Write out the full listing again, exactly as it stands.

(Some records)
_ _ _

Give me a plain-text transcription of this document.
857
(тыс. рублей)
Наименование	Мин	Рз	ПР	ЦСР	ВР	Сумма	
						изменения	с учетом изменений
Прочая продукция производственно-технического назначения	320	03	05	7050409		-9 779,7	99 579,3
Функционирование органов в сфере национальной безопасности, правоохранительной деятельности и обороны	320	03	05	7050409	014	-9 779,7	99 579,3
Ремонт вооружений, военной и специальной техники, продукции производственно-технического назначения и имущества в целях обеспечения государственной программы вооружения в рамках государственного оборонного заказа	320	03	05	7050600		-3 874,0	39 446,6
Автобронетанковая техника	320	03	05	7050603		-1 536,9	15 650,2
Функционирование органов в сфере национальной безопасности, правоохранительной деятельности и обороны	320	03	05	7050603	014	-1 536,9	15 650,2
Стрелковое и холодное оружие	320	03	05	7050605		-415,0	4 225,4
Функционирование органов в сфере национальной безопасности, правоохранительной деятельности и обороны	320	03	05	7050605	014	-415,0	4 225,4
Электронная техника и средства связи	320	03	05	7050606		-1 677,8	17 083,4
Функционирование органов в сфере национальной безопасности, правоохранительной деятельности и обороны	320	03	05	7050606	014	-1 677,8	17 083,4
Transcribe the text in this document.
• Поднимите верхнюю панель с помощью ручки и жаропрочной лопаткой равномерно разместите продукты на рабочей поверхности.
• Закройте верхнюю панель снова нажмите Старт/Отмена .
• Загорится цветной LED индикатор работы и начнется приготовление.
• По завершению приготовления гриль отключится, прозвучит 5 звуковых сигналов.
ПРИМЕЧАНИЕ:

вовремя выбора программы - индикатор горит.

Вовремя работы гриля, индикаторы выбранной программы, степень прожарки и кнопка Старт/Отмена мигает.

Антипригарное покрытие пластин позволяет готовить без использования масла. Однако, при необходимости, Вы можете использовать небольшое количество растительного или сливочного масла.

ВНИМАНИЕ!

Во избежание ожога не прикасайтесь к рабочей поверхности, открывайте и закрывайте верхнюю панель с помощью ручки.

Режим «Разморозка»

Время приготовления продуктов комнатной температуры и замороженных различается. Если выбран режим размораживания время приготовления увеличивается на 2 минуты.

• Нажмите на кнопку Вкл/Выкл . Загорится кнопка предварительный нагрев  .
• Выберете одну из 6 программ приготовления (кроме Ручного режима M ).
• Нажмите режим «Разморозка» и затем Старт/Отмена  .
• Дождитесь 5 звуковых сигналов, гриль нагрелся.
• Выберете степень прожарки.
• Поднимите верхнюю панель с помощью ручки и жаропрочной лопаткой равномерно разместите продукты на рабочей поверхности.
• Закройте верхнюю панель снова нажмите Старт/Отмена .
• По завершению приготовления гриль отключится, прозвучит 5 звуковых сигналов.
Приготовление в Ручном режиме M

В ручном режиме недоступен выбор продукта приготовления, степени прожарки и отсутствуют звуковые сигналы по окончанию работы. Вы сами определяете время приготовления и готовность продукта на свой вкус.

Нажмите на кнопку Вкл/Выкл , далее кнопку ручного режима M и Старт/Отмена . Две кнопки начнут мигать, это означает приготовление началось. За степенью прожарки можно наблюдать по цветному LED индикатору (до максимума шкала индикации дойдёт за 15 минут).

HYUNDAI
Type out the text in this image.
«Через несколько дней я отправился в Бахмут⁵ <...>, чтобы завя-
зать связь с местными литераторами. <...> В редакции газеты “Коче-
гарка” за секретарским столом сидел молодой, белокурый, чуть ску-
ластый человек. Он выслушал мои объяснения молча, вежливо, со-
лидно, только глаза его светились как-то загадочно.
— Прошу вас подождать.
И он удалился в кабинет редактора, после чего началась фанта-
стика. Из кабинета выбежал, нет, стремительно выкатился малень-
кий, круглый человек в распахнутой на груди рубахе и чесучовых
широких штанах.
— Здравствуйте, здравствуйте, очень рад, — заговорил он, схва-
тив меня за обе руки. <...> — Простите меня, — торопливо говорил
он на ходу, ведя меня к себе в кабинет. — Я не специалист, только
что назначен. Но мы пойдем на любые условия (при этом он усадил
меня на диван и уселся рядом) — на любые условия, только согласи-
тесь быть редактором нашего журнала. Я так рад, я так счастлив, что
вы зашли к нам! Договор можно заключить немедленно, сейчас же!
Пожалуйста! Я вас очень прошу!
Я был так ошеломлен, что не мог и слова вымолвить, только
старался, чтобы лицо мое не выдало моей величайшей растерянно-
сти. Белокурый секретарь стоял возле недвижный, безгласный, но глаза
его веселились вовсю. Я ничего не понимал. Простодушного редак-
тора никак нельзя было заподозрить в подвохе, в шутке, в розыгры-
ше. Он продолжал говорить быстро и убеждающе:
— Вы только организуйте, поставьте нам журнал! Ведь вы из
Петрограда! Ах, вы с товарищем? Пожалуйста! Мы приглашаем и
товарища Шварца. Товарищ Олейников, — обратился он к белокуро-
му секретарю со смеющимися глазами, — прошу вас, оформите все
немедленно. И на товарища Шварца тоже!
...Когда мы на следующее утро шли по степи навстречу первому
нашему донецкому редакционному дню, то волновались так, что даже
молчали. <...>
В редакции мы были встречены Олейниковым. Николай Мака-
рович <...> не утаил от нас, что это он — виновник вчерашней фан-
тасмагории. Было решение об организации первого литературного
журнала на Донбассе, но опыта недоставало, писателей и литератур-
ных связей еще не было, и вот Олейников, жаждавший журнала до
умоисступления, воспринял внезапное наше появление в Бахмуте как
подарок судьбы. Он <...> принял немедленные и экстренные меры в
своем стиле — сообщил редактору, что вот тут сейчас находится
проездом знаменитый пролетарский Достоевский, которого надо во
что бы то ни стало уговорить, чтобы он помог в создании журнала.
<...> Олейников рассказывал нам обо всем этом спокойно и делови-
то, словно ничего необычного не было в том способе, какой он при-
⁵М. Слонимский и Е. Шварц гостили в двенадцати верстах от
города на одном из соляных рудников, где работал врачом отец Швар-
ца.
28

_ _ _

▶ Written solution:
Give me a plain-text transcription of this document.
857
(тыс. рублей)
Наименование	Мин	Рз	ПР	ЦСР	ВР	Сумма	
						изменения	с учетом изменений
Прочая продукция производственно-технического назначения	320	03	05	7050409		-9 779,7	99 579,3
Функционирование органов в сфере национальной безопасности, правоохранительной деятельности и обороны	320	03	05	7050409	014	-9 779,7	99 579,3
Ремонт вооружений, военной и специальной техники, продукции производственно-технического назначения и имущества в целях обеспечения государственной программы вооружения в рамках государственного оборонного заказа	320	03	05	7050600		-3 874,0	39 446,6
Автобронетанковая техника	320	03	05	7050603		-1 536,9	15 650,2
Функционирование органов в сфере национальной безопасности, правоохранительной деятельности и обороны	320	03	05	7050603	014	-1 536,9	15 650,2
Стрелковое и холодное оружие	320	03	05	7050605		-415,0	4 225,4
Функционирование органов в сфере национальной безопасности, правоохранительной деятельности и обороны	320	03	05	7050605	014	-415,0	4 225,4
Электронная техника и средства связи	320	03	05	7050606		-1 677,8	17 083,4
Функционирование органов в сфере национальной безопасности, правоохранительной деятельности и обороны	320	03	05	7050606	014	-1 677,8	17 083,4
Transcribe the text in this document.
• Поднимите верхнюю панель с помощью ручки и жаропрочной лопаткой равномерно разместите продукты на рабочей поверхности.
• Закройте верхнюю панель снова нажмите Старт/Отмена .
• Загорится цветной LED индикатор работы и начнется приготовление.
• По завершению приготовления гриль отключится, прозвучит 5 звуковых сигналов.
ПРИМЕЧАНИЕ:

вовремя выбора программы - индикатор горит.

Вовремя работы гриля, индикаторы выбранной программы, степень прожарки и кнопка Старт/Отмена мигает.

Антипригарное покрытие пластин позволяет готовить без использования масла. Однако, при необходимости, Вы можете использовать небольшое количество растительного или сливочного масла.

ВНИМАНИЕ!

Во избежание ожога не прикасайтесь к рабочей поверхности, открывайте и закрывайте верхнюю панель с помощью ручки.

Режим «Разморозка»

Время приготовления продуктов комнатной температуры и замороженных различается. Если выбран режим размораживания время приготовления увеличивается на 2 минуты.

• Нажмите на кнопку Вкл/Выкл . Загорится кнопка предварительный нагрев  .
• Выберете одну из 6 программ приготовления (кроме Ручного режима M ).
• Нажмите режим «Разморозка» и затем Старт/Отмена  .
• Дождитесь 5 звуковых сигналов, гриль нагрелся.
• Выберете степень прожарки.
• Поднимите верхнюю панель с помощью ручки и жаропрочной лопаткой равномерно разместите продукты на рабочей поверхности.
• Закройте верхнюю панель снова нажмите Старт/Отмена .
• По завершению приготовления гриль отключится, прозвучит 5 звуковых сигналов.
Приготовление в Ручном режиме M

В ручном режиме недоступен выбор продукта приготовления, степени прожарки и отсутствуют звуковые сигналы по окончанию работы. Вы сами определяете время приготовления и готовность продукта на свой вкус.

Нажмите на кнопку Вкл/Выкл , далее кнопку ручного режима M и Старт/Отмена . Две кнопки начнут мигать, это означает приготовление началось. За степенью прожарки можно наблюдать по цветному LED индикатору (до максимума шкала индикации дойдёт за 15 минут).

HYUNDAI
Type out the text in this image.
«Через несколько дней я отправился в Бахмут⁵ <...>, чтобы завя-
зать связь с местными литераторами. <...> В редакции газеты “Коче-
гарка” за секретарским столом сидел молодой, белокурый, чуть ску-
ластый человек. Он выслушал мои объяснения молча, вежливо, со-
лидно, только глаза его светились как-то загадочно.
— Прошу вас подождать.
И он удалился в кабинет редактора, после чего началась фанта-
стика. Из кабинета выбежал, нет, стремительно выкатился малень-
кий, круглый человек в распахнутой на груди рубахе и чесучовых
широких штанах.
— Здравствуйте, здравствуйте, очень рад, — заговорил он, схва-
тив меня за обе руки. <...> — Простите меня, — торопливо говорил
он на ходу, ведя меня к себе в кабинет. — Я не специалист, только
что назначен. Но мы пойдем на любые условия (при этом он усадил
меня на диван и уселся рядом) — на любые условия, только согласи-
тесь быть редактором нашего журнала. Я так рад, я так счастлив, что
вы зашли к нам! Договор можно заключить немедленно, сейчас же!
Пожалуйста! Я вас очень прошу!
Я был так ошеломлен, что не мог и слова вымолвить, только
старался, чтобы лицо мое не выдало моей величайшей растерянно-
сти. Белокурый секретарь стоял возле недвижный, безгласный, но глаза
его веселились вовсю. Я ничего не понимал. Простодушного редак-
тора никак нельзя было заподозрить в подвохе, в шутке, в розыгры-
ше. Он продолжал говорить быстро и убеждающе:
— Вы только организуйте, поставьте нам журнал! Ведь вы из
Петрограда! Ах, вы с товарищем? Пожалуйста! Мы приглашаем и
товарища Шварца. Товарищ Олейников, — обратился он к белокуро-
му секретарю со смеющимися глазами, — прошу вас, оформите все
немедленно. И на товарища Шварца тоже!
...Когда мы на следующее утро шли по степи навстречу первому
нашему донецкому редакционному дню, то волновались так, что даже
молчали. <...>
В редакции мы были встречены Олейниковым. Николай Мака-
рович <...> не утаил от нас, что это он — виновник вчерашней фан-
тасмагории. Было решение об организации первого литературного
журнала на Донбассе, но опыта недоставало, писателей и литератур-
ных связей еще не было, и вот Олейников, жаждавший журнала до
умоисступления, воспринял внезапное наше появление в Бахмуте как
подарок судьбы. Он <...> принял немедленные и экстренные меры в
своем стиле — сообщил редактору, что вот тут сейчас находится
проездом знаменитый пролетарский Достоевский, которого надо во
что бы то ни стало уговорить, чтобы он помог в создании журнала.
<...> Олейников рассказывал нам обо всем этом спокойно и делови-
то, словно ничего необычного не было в том способе, какой он при-
⁵М. Слонимский и Е. Шварц гостили в двенадцати верстах от
города на одном из соляных рудников, где работал врачом отец Швар-
ца.
28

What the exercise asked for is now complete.